Objective
Only lines holding the string "callout" are wanted; copy each one from the material.

Data in this exercise
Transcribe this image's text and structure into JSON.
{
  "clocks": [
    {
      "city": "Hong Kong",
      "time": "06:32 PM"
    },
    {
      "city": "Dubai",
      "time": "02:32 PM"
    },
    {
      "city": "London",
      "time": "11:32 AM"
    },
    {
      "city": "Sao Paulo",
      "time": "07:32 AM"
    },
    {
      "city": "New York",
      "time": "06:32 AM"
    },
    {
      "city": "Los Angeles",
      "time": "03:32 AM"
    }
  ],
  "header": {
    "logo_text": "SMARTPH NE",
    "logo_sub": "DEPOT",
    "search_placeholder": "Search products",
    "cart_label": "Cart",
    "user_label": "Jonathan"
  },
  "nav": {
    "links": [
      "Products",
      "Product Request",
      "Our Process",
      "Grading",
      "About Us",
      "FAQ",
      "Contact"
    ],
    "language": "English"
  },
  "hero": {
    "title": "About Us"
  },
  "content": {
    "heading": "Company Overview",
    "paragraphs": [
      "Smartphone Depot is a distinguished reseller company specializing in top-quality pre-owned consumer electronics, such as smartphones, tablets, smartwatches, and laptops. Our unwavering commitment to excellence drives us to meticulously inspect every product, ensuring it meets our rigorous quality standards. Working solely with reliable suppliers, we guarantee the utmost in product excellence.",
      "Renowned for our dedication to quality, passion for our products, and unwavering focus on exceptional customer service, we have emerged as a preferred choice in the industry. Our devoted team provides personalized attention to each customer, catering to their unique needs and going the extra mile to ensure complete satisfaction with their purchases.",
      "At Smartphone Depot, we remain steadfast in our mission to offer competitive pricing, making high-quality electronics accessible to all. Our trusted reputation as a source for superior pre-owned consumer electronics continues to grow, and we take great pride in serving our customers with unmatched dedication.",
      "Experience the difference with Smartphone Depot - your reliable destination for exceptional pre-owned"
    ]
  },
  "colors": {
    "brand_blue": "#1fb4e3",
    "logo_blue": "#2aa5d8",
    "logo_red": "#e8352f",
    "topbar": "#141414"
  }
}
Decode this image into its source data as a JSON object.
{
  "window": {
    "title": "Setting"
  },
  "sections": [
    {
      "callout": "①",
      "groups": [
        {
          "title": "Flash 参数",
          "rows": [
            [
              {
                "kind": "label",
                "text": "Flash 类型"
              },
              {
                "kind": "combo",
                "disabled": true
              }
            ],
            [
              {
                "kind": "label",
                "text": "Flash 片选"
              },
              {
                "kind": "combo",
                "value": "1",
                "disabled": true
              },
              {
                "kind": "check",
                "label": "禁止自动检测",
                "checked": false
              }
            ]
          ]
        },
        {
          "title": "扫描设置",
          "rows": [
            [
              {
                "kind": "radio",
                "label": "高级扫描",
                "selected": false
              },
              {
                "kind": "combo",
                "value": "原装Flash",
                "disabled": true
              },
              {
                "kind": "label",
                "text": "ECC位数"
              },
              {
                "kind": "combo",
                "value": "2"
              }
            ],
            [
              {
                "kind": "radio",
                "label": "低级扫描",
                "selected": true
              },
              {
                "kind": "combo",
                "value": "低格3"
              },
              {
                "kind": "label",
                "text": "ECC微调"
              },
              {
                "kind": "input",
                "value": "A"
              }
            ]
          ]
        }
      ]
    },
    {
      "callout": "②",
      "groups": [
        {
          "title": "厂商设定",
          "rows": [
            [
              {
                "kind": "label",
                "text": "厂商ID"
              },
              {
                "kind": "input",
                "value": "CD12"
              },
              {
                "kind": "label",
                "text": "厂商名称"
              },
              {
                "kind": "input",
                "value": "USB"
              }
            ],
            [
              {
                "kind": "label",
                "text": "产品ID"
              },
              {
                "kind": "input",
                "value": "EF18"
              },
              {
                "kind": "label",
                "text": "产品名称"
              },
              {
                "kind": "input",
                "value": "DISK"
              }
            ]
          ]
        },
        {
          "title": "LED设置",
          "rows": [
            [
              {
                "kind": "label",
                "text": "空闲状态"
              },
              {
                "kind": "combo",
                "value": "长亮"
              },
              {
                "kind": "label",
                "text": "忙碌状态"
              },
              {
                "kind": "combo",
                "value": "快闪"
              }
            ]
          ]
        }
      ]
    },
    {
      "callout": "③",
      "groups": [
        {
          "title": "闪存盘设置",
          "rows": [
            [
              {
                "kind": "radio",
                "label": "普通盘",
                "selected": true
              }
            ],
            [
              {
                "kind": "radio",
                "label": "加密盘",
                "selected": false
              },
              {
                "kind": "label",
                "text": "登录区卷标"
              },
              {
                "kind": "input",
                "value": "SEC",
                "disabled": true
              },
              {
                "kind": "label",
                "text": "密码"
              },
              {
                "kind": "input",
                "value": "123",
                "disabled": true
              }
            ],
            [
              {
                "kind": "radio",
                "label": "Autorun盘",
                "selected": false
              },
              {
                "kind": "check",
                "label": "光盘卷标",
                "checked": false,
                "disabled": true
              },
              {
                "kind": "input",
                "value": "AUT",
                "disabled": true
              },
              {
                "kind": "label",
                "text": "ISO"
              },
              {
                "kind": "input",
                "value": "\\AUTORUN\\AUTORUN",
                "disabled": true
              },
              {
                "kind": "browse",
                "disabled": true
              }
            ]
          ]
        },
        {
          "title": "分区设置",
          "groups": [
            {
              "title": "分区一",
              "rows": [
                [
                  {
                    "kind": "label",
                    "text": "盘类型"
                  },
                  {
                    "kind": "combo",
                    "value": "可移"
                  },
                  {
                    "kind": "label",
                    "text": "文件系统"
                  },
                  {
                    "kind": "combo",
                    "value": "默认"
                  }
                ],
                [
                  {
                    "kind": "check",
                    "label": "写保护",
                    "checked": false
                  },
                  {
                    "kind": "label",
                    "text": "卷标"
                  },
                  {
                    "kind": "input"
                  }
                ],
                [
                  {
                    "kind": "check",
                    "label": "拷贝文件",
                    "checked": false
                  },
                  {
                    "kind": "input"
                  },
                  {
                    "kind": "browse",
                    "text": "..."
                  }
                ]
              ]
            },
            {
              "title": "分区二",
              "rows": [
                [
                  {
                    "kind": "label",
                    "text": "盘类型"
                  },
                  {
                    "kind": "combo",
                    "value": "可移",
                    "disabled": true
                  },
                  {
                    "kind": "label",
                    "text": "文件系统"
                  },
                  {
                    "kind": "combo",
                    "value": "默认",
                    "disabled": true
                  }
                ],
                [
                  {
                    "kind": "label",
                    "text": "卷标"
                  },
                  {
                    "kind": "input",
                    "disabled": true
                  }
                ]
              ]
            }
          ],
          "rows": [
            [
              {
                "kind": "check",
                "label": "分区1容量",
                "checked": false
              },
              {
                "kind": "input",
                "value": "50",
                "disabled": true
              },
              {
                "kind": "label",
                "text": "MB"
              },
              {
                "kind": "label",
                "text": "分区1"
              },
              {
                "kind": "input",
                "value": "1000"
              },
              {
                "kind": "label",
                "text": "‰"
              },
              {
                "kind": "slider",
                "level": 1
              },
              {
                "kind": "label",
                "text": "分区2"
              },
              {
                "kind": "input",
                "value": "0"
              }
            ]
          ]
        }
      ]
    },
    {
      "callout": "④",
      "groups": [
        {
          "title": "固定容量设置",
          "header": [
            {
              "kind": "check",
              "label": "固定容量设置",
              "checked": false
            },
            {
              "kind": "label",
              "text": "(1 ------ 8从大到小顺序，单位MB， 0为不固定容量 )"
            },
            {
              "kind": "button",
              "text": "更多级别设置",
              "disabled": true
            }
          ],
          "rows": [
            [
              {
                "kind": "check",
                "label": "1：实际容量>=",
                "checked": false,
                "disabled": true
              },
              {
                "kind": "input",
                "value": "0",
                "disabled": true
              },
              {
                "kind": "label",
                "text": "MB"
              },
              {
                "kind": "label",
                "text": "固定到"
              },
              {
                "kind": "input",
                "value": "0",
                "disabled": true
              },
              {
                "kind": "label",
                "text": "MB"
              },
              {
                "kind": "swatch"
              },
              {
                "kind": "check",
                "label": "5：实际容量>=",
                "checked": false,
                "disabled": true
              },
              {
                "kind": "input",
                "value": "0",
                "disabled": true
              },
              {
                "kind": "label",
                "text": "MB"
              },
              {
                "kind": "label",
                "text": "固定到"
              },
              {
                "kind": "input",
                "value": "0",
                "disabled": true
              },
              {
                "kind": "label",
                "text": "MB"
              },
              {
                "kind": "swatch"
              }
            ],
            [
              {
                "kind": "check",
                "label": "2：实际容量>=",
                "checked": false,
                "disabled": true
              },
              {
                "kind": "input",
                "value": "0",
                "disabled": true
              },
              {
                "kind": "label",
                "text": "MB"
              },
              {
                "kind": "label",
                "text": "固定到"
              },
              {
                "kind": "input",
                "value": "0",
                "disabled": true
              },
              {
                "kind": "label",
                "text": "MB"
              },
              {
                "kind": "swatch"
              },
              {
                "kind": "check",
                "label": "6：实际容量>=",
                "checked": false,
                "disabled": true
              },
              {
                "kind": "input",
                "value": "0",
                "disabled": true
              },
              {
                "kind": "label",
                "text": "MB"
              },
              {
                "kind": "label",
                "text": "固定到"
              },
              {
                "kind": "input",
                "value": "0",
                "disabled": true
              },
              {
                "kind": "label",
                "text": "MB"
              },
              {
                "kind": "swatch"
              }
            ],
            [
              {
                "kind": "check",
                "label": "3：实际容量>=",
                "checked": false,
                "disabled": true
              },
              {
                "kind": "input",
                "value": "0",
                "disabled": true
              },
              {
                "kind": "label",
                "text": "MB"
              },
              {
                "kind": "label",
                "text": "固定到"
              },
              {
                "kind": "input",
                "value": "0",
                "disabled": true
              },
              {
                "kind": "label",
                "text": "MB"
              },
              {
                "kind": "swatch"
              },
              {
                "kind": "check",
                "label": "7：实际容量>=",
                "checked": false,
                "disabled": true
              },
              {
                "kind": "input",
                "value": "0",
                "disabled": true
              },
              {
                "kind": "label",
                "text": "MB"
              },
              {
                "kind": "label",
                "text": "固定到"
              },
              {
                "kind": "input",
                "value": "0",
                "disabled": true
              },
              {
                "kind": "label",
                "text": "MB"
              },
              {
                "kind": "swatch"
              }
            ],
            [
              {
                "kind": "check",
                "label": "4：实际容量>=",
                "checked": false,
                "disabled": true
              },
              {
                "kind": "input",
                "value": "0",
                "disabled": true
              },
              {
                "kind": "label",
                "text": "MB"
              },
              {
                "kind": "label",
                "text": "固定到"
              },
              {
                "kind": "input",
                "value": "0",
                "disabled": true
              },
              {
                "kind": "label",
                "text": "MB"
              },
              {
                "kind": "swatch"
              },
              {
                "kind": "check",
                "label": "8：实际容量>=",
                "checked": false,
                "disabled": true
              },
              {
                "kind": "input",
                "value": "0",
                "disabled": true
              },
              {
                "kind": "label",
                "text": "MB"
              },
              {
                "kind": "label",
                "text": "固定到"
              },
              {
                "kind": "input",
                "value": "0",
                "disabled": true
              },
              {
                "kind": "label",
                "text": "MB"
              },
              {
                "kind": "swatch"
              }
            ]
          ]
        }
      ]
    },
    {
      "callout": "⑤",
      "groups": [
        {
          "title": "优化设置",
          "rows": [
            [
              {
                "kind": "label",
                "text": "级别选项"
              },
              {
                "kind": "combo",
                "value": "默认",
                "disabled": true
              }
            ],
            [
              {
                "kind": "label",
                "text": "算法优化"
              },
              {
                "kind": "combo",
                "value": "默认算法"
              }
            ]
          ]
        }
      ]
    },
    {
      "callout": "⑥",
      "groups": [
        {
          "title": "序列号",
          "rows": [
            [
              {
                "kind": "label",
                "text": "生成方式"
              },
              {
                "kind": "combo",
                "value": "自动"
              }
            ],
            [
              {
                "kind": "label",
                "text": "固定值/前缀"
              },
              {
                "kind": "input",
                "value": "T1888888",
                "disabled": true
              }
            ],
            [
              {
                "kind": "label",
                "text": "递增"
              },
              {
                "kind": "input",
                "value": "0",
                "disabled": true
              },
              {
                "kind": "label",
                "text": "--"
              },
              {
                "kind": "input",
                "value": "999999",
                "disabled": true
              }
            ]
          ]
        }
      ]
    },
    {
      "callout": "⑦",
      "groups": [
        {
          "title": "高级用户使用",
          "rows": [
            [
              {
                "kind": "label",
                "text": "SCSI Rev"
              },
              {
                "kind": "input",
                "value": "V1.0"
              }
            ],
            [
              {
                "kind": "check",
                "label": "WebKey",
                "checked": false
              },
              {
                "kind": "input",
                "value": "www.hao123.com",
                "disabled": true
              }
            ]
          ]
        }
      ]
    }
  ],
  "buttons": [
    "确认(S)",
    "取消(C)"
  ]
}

Result
      "callout": "①",
      "callout": "②",
      "callout": "③",
      "callout": "④",
      "callout": "⑤",
      "callout": "⑥",
      "callout": "⑦",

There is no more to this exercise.